## Short task:
An exact copy of all the data is required, with pictures left out.

+ + + +

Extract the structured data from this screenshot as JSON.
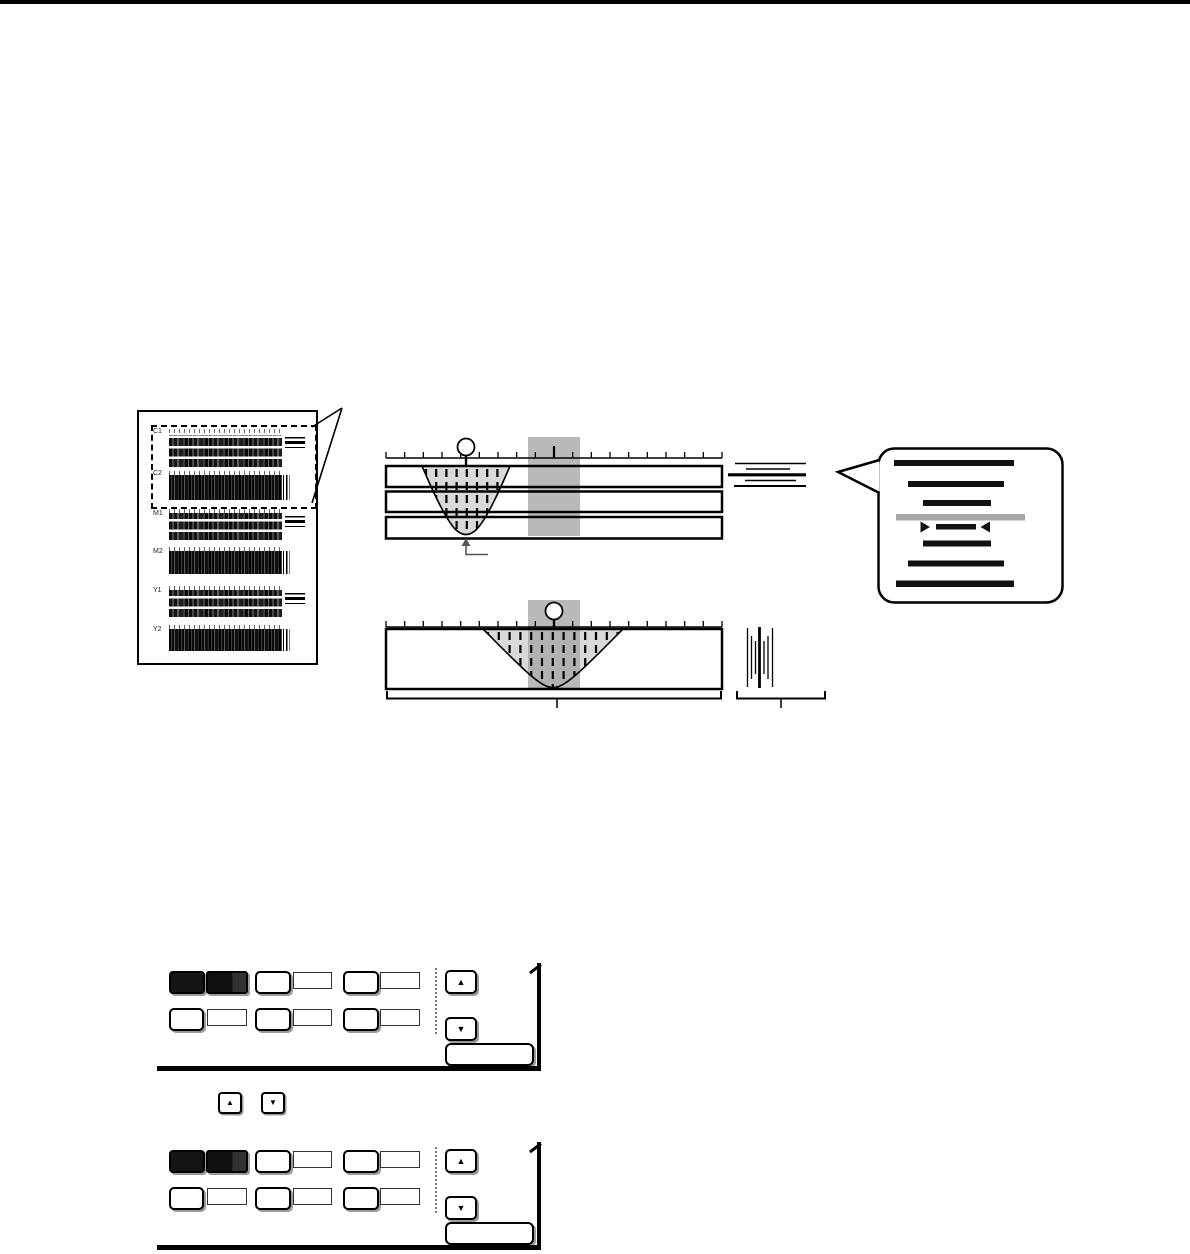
{
  "page": {
    "background": "#ffffff",
    "top_bar_color": "#000000"
  },
  "test_chart": {
    "band_labels": [
      "C1",
      "C2",
      "M1",
      "M2",
      "Y1",
      "Y2"
    ]
  },
  "icons": {
    "up_arrow": "▲",
    "down_arrow": "▼"
  },
  "colors": {
    "shade_band": "#a8a8a8",
    "notch_fill": "#d9d9d9",
    "callout_gray": "#a6a6a6",
    "panel_button_dark": "#141414",
    "panel_button_dark_light": "#323232"
  }
}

+ + + +

## Solution:
Extract the structured data from this screenshot as JSON.
{
  "page": {
    "background": "#ffffff",
    "top_bar_color": "#000000"
  },
  "test_chart": {
    "band_labels": [
      "C1",
      "C2",
      "M1",
      "M2",
      "Y1",
      "Y2"
    ]
  },
  "icons": {
    "up_arrow": "▲",
    "down_arrow": "▼"
  },
  "colors": {
    "shade_band": "#a8a8a8",
    "notch_fill": "#d9d9d9",
    "callout_gray": "#a6a6a6",
    "panel_button_dark": "#141414",
    "panel_button_dark_light": "#323232"
  }
}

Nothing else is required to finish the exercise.